Page element annotations:
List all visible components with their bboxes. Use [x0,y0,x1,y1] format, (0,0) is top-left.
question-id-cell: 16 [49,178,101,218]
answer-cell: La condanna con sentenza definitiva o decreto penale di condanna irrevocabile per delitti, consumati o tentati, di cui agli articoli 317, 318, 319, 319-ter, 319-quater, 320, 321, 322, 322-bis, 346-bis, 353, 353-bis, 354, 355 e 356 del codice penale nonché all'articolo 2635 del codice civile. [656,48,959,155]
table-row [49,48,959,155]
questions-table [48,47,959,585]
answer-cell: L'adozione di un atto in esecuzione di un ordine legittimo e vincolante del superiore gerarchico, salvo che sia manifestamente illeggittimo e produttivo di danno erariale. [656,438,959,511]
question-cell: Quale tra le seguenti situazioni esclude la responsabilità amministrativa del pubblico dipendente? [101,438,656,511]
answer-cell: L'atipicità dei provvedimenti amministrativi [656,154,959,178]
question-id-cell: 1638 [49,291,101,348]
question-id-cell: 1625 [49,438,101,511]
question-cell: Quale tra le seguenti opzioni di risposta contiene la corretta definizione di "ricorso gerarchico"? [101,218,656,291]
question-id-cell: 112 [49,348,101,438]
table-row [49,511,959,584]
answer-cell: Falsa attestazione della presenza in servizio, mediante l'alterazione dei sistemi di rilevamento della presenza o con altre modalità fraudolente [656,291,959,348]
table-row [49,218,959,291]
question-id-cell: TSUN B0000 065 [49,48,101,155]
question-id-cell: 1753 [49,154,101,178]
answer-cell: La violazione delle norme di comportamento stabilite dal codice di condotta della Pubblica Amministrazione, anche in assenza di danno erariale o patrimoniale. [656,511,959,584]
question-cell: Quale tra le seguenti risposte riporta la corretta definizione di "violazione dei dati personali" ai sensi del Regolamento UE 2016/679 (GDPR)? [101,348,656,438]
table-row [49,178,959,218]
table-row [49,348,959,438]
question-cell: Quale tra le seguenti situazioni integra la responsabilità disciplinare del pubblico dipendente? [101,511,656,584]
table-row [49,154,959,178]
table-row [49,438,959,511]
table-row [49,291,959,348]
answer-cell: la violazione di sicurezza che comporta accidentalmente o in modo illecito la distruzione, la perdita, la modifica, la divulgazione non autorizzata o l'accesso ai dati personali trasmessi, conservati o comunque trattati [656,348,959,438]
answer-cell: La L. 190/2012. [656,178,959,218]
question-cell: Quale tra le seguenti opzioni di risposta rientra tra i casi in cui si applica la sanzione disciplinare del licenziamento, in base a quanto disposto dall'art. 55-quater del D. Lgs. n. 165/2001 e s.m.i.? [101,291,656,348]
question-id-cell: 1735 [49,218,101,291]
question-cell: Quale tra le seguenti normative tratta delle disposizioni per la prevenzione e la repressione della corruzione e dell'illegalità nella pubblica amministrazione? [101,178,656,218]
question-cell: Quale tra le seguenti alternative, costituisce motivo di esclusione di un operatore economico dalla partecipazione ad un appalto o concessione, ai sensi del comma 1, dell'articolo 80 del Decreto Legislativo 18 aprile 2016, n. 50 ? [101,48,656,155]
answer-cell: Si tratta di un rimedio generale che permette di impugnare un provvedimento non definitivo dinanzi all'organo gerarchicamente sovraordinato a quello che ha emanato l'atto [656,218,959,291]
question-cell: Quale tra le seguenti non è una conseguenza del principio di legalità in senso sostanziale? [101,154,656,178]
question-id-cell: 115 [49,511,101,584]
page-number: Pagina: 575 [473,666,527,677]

• [What this task involves] Rewrite every entry above with "question-id-cell" swapped for "item-id-cell", keeping everything else the same.

• [Completed task]
List all visible components with their bboxes. Use [x0,y0,x1,y1] format, (0,0) is top-left.
item-id-cell: 16 [49,178,101,218]
answer-cell: La condanna con sentenza definitiva o decreto penale di condanna irrevocabile per delitti, consumati o tentati, di cui agli articoli 317, 318, 319, 319-ter, 319-quater, 320, 321, 322, 322-bis, 346-bis, 353, 353-bis, 354, 355 e 356 del codice penale nonché all'articolo 2635 del codice civile. [656,48,959,155]
table-row [49,48,959,155]
questions-table [48,47,959,585]
answer-cell: L'adozione di un atto in esecuzione di un ordine legittimo e vincolante del superiore gerarchico, salvo che sia manifestamente illeggittimo e produttivo di danno erariale. [656,438,959,511]
question-cell: Quale tra le seguenti situazioni esclude la responsabilità amministrativa del pubblico dipendente? [101,438,656,511]
answer-cell: L'atipicità dei provvedimenti amministrativi [656,154,959,178]
item-id-cell: 1638 [49,291,101,348]
item-id-cell: 1625 [49,438,101,511]
question-cell: Quale tra le seguenti opzioni di risposta contiene la corretta definizione di "ricorso gerarchico"? [101,218,656,291]
item-id-cell: 112 [49,348,101,438]
table-row [49,511,959,584]
answer-cell: Falsa attestazione della presenza in servizio, mediante l'alterazione dei sistemi di rilevamento della presenza o con altre modalità fraudolente [656,291,959,348]
table-row [49,218,959,291]
item-id-cell: TSUN B0000 065 [49,48,101,155]
item-id-cell: 1753 [49,154,101,178]
answer-cell: La violazione delle norme di comportamento stabilite dal codice di condotta della Pubblica Amministrazione, anche in assenza di danno erariale o patrimoniale. [656,511,959,584]
question-cell: Quale tra le seguenti risposte riporta la corretta definizione di "violazione dei dati personali" ai sensi del Regolamento UE 2016/679 (GDPR)? [101,348,656,438]
table-row [49,178,959,218]
table-row [49,348,959,438]
question-cell: Quale tra le seguenti situazioni integra la responsabilità disciplinare del pubblico dipendente? [101,511,656,584]
table-row [49,154,959,178]
table-row [49,438,959,511]
table-row [49,291,959,348]
answer-cell: la violazione di sicurezza che comporta accidentalmente o in modo illecito la distruzione, la perdita, la modifica, la divulgazione non autorizzata o l'accesso ai dati personali trasmessi, conservati o comunque trattati [656,348,959,438]
answer-cell: La L. 190/2012. [656,178,959,218]
question-cell: Quale tra le seguenti opzioni di risposta rientra tra i casi in cui si applica la sanzione disciplinare del licenziamento, in base a quanto disposto dall'art. 55-quater del D. Lgs. n. 165/2001 e s.m.i.? [101,291,656,348]
item-id-cell: 1735 [49,218,101,291]
question-cell: Quale tra le seguenti normative tratta delle disposizioni per la prevenzione e la repressione della corruzione e dell'illegalità nella pubblica amministrazione? [101,178,656,218]
question-cell: Quale tra le seguenti alternative, costituisce motivo di esclusione di un operatore economico dalla partecipazione ad un appalto o concessione, ai sensi del comma 1, dell'articolo 80 del Decreto Legislativo 18 aprile 2016, n. 50 ? [101,48,656,155]
answer-cell: Si tratta di un rimedio generale che permette di impugnare un provvedimento non definitivo dinanzi all'organo gerarchicamente sovraordinato a quello che ha emanato l'atto [656,218,959,291]
question-cell: Quale tra le seguenti non è una conseguenza del principio di legalità in senso sostanziale? [101,154,656,178]
item-id-cell: 115 [49,511,101,584]
page-number: Pagina: 575 [473,666,527,677]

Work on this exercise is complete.